Count how many lines hold the string "more". Give that number alone.

Supplied data =
------------------------------------------------------------

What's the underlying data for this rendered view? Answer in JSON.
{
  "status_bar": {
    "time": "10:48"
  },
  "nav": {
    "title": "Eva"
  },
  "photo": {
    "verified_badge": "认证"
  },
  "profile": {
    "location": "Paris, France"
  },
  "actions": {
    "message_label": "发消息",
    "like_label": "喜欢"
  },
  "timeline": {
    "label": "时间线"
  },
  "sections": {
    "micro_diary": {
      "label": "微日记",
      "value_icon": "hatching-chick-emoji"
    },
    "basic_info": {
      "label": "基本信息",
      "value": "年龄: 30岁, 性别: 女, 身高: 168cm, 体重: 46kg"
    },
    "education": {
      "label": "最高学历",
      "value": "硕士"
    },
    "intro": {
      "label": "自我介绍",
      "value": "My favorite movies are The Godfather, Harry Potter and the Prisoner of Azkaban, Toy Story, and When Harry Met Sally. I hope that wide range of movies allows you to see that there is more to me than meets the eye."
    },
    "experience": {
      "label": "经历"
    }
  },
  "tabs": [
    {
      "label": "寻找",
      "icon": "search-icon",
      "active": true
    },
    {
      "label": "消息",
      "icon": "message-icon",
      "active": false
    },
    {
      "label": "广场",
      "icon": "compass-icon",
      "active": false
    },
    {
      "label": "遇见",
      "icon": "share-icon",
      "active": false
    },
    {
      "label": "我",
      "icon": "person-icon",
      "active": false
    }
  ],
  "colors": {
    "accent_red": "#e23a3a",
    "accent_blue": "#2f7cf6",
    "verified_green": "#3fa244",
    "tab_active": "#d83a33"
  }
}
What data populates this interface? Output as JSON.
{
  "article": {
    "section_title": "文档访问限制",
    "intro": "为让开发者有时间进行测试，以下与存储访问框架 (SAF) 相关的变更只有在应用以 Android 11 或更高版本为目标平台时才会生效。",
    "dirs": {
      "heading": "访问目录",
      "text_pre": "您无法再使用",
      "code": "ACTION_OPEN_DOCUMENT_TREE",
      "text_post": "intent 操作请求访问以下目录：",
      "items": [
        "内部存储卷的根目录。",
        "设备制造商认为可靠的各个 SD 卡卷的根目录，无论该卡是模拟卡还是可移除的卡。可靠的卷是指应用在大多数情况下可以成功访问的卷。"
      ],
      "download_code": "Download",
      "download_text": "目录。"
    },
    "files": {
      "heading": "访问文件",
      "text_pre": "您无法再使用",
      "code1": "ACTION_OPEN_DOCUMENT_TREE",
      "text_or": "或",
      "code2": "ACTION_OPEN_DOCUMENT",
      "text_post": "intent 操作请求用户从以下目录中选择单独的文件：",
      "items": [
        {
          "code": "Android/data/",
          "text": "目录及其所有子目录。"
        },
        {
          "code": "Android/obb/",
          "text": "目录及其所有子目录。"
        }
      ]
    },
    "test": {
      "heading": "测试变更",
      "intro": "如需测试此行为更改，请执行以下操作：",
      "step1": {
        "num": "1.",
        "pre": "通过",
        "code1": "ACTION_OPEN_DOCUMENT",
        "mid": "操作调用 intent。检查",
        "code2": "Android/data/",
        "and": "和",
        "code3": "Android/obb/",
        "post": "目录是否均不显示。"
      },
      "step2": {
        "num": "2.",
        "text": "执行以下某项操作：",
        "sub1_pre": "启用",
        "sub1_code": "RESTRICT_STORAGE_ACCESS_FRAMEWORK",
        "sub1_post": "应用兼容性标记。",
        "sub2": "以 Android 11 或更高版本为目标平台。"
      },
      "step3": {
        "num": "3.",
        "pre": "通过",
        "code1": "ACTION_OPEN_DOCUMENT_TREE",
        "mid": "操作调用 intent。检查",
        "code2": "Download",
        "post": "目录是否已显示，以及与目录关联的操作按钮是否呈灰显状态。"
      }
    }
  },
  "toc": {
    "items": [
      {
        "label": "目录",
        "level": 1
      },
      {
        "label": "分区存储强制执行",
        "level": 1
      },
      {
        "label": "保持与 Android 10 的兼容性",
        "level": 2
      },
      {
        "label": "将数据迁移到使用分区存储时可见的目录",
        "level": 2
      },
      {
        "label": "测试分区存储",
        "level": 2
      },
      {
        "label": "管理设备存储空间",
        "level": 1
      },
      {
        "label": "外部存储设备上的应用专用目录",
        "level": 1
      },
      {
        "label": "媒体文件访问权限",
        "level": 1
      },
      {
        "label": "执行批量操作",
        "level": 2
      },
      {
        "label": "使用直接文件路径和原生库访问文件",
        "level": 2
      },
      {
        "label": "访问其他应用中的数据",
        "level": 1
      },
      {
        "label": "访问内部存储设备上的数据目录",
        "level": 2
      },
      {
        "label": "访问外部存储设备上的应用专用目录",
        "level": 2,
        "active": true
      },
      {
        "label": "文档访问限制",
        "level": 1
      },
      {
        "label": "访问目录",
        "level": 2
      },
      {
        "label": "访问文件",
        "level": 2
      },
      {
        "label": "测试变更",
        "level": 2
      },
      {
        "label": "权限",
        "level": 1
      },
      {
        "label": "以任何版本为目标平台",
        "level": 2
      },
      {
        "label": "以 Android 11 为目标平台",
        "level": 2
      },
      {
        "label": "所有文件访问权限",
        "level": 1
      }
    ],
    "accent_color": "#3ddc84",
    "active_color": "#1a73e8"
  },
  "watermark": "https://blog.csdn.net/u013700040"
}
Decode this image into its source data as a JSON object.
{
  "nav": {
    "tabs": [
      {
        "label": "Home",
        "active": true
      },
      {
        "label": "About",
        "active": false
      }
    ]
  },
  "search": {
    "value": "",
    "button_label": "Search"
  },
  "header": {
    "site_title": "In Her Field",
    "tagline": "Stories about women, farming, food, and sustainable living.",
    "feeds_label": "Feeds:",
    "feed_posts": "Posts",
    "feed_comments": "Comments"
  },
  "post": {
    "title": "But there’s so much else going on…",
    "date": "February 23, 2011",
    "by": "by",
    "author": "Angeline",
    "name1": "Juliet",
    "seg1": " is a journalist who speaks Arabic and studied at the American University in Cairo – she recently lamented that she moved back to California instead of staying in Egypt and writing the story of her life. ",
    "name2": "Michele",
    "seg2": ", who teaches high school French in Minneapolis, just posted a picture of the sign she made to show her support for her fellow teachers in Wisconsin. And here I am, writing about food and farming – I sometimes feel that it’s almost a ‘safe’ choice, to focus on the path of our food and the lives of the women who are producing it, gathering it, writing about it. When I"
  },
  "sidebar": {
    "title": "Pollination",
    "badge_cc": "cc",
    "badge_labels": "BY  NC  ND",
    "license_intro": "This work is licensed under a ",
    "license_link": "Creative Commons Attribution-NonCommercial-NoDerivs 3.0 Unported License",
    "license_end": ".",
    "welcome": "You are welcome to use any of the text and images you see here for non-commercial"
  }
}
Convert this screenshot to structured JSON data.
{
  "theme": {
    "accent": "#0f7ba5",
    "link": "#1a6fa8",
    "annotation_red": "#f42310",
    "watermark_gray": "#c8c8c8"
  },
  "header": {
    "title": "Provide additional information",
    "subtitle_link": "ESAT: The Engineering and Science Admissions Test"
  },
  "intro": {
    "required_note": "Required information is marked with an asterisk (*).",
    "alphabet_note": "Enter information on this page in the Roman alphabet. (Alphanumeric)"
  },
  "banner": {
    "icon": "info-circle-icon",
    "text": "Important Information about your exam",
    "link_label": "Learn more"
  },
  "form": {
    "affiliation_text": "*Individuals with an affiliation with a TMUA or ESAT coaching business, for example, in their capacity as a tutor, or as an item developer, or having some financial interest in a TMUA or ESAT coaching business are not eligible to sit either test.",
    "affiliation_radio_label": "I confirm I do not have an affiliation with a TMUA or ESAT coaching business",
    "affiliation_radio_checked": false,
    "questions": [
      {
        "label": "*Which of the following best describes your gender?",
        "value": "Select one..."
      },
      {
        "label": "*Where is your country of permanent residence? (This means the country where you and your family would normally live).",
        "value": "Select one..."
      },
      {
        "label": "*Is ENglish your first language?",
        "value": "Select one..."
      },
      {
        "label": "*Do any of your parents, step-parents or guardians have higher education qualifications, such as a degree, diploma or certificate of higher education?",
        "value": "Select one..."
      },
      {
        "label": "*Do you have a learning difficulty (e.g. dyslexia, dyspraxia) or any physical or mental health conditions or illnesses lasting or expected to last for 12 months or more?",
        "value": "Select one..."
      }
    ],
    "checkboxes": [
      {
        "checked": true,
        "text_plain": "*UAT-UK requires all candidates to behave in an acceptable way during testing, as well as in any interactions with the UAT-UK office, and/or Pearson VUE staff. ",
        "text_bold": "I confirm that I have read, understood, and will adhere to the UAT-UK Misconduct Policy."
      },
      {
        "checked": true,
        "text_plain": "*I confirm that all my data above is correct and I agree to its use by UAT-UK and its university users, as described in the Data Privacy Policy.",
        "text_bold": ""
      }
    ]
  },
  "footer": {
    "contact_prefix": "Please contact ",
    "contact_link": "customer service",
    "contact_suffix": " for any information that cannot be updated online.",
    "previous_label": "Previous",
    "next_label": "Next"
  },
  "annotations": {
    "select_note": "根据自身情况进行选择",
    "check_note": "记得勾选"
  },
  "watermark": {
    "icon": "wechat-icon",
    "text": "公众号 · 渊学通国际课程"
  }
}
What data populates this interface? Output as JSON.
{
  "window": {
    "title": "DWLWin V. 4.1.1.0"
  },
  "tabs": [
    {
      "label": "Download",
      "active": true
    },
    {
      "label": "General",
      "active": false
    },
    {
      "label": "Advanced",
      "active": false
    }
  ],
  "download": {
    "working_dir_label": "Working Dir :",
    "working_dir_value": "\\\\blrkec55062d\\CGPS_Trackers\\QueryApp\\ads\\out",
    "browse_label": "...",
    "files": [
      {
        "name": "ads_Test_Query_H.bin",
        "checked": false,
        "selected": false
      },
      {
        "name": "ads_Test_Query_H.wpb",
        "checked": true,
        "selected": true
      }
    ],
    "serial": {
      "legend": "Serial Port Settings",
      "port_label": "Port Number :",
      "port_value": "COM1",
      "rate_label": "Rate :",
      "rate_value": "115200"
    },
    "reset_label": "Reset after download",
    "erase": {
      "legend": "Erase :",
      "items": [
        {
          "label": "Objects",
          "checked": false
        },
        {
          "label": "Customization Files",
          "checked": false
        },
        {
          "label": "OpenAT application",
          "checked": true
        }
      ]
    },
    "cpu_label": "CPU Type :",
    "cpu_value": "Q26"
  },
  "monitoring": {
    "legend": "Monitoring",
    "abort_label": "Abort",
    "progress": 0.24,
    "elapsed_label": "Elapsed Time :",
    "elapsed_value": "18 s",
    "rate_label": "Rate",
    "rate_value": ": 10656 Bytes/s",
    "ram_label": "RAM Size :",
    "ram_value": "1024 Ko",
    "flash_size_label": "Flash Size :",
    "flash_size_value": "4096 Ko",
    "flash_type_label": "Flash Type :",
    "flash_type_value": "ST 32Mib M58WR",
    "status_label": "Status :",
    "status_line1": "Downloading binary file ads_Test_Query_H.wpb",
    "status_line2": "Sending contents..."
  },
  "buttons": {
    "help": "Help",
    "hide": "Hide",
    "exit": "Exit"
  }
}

------------------------------------------------------------

Solution to this problem = 3